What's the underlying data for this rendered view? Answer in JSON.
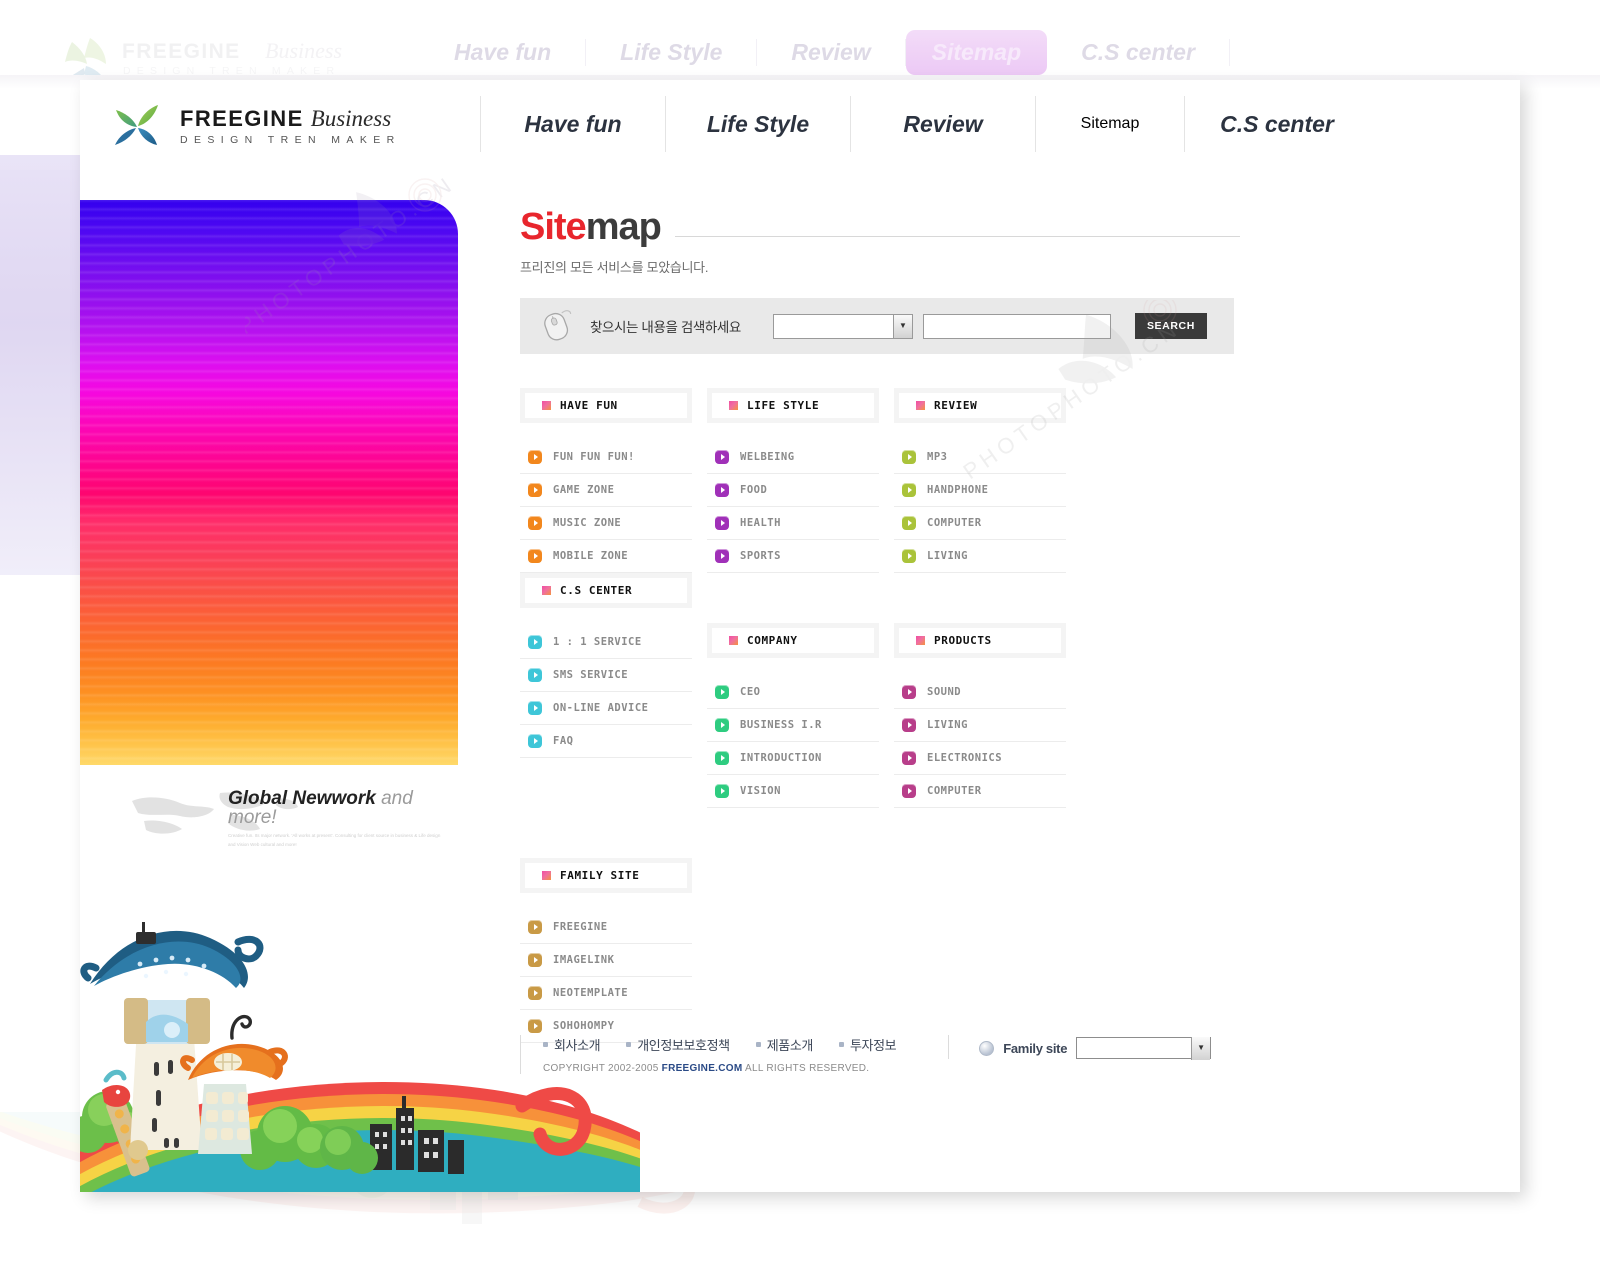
{
  "site": {
    "logo_name": "FREEGINE",
    "logo_sub_italic": "Business",
    "logo_tagline": "DESIGN TREN MAKER"
  },
  "nav": {
    "items": [
      {
        "label": "Have fun",
        "active": false
      },
      {
        "label": "Life Style",
        "active": false
      },
      {
        "label": "Review",
        "active": false
      },
      {
        "label": "Sitemap",
        "active": true
      },
      {
        "label": "C.S center",
        "active": false
      }
    ],
    "active_color": "#c13fdd"
  },
  "page": {
    "title_part1": "Site",
    "title_part2": "map",
    "title_color": "#e8262d",
    "subtitle": "프리진의 모든 서비스를 모았습니다."
  },
  "search": {
    "label": "찾으시는 내용을 검색하세요",
    "select_value": "",
    "input_value": "",
    "input_placeholder": "",
    "button_label": "SEARCH",
    "icon": "mouse-icon"
  },
  "banner": {
    "headline_bold": "Global Newwork",
    "headline_light": " and more!",
    "body": "Creative fun. Its major network. 'All works at present'. Consulting for client source in business & Life design and Vision Web cultural and more!"
  },
  "sitemap": {
    "columns": [
      {
        "title": "HAVE FUN",
        "accent": "#f2871d",
        "items": [
          "FUN FUN FUN!",
          "GAME ZONE",
          "MUSIC ZONE",
          "MOBILE ZONE"
        ]
      },
      {
        "title": "LIFE STYLE",
        "accent": "#a030b8",
        "items": [
          "WELBEING",
          "FOOD",
          "HEALTH",
          "SPORTS"
        ]
      },
      {
        "title": "REVIEW",
        "accent": "#aac33a",
        "items": [
          "MP3",
          "HANDPHONE",
          "COMPUTER",
          "LIVING"
        ]
      },
      {
        "title": "C.S CENTER",
        "accent": "#3ec6d8",
        "items": [
          "1 : 1 SERVICE",
          "SMS SERVICE",
          "ON-LINE ADVICE",
          "FAQ"
        ]
      },
      {
        "title": "COMPANY",
        "accent": "#2ecc80",
        "items": [
          "CEO",
          "BUSINESS I.R",
          "INTRODUCTION",
          "VISION"
        ]
      },
      {
        "title": "PRODUCTS",
        "accent": "#b83e8a",
        "items": [
          "SOUND",
          "LIVING",
          "ELECTRONICS",
          "COMPUTER"
        ]
      },
      {
        "title": "FAMILY SITE",
        "accent": "#c99a46",
        "items": [
          "FREEGINE",
          "IMAGELINK",
          "NEOTEMPLATE",
          "SOHOHOMPY"
        ]
      }
    ]
  },
  "footer": {
    "links": [
      "회사소개",
      "개인정보보호정책",
      "제품소개",
      "투자정보"
    ],
    "copyright_pre": "COPYRIGHT 2002-2005 ",
    "copyright_brand": "FREEGINE.COM",
    "copyright_post": " ALL RIGHTS RESERVED.",
    "family_site_label": "Family site",
    "family_site_value": ""
  },
  "watermark": {
    "text": "PHOTOPHOTO.CN"
  }
}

· · · · · · ·

### WHAT NEEDS TO BE DONE
Could you reproduce every record above exactly, leaving out the pictures?

### OUTPUT
What's the underlying data for this rendered view? Answer in JSON.
{
  "site": {
    "logo_name": "FREEGINE",
    "logo_sub_italic": "Business",
    "logo_tagline": "DESIGN TREN MAKER"
  },
  "nav": {
    "items": [
      {
        "label": "Have fun",
        "active": false
      },
      {
        "label": "Life Style",
        "active": false
      },
      {
        "label": "Review",
        "active": false
      },
      {
        "label": "Sitemap",
        "active": true
      },
      {
        "label": "C.S center",
        "active": false
      }
    ],
    "active_color": "#c13fdd"
  },
  "page": {
    "title_part1": "Site",
    "title_part2": "map",
    "title_color": "#e8262d",
    "subtitle": "프리진의 모든 서비스를 모았습니다."
  },
  "search": {
    "label": "찾으시는 내용을 검색하세요",
    "select_value": "",
    "input_value": "",
    "input_placeholder": "",
    "button_label": "SEARCH",
    "icon": "mouse-icon"
  },
  "banner": {
    "headline_bold": "Global Newwork",
    "headline_light": " and more!",
    "body": "Creative fun. Its major network. 'All works at present'. Consulting for client source in business & Life design and Vision Web cultural and more!"
  },
  "sitemap": {
    "columns": [
      {
        "title": "HAVE FUN",
        "accent": "#f2871d",
        "items": [
          "FUN FUN FUN!",
          "GAME ZONE",
          "MUSIC ZONE",
          "MOBILE ZONE"
        ]
      },
      {
        "title": "LIFE STYLE",
        "accent": "#a030b8",
        "items": [
          "WELBEING",
          "FOOD",
          "HEALTH",
          "SPORTS"
        ]
      },
      {
        "title": "REVIEW",
        "accent": "#aac33a",
        "items": [
          "MP3",
          "HANDPHONE",
          "COMPUTER",
          "LIVING"
        ]
      },
      {
        "title": "C.S CENTER",
        "accent": "#3ec6d8",
        "items": [
          "1 : 1 SERVICE",
          "SMS SERVICE",
          "ON-LINE ADVICE",
          "FAQ"
        ]
      },
      {
        "title": "COMPANY",
        "accent": "#2ecc80",
        "items": [
          "CEO",
          "BUSINESS I.R",
          "INTRODUCTION",
          "VISION"
        ]
      },
      {
        "title": "PRODUCTS",
        "accent": "#b83e8a",
        "items": [
          "SOUND",
          "LIVING",
          "ELECTRONICS",
          "COMPUTER"
        ]
      },
      {
        "title": "FAMILY SITE",
        "accent": "#c99a46",
        "items": [
          "FREEGINE",
          "IMAGELINK",
          "NEOTEMPLATE",
          "SOHOHOMPY"
        ]
      }
    ]
  },
  "footer": {
    "links": [
      "회사소개",
      "개인정보보호정책",
      "제품소개",
      "투자정보"
    ],
    "copyright_pre": "COPYRIGHT 2002-2005 ",
    "copyright_brand": "FREEGINE.COM",
    "copyright_post": " ALL RIGHTS RESERVED.",
    "family_site_label": "Family site",
    "family_site_value": ""
  },
  "watermark": {
    "text": "PHOTOPHOTO.CN"
  }
}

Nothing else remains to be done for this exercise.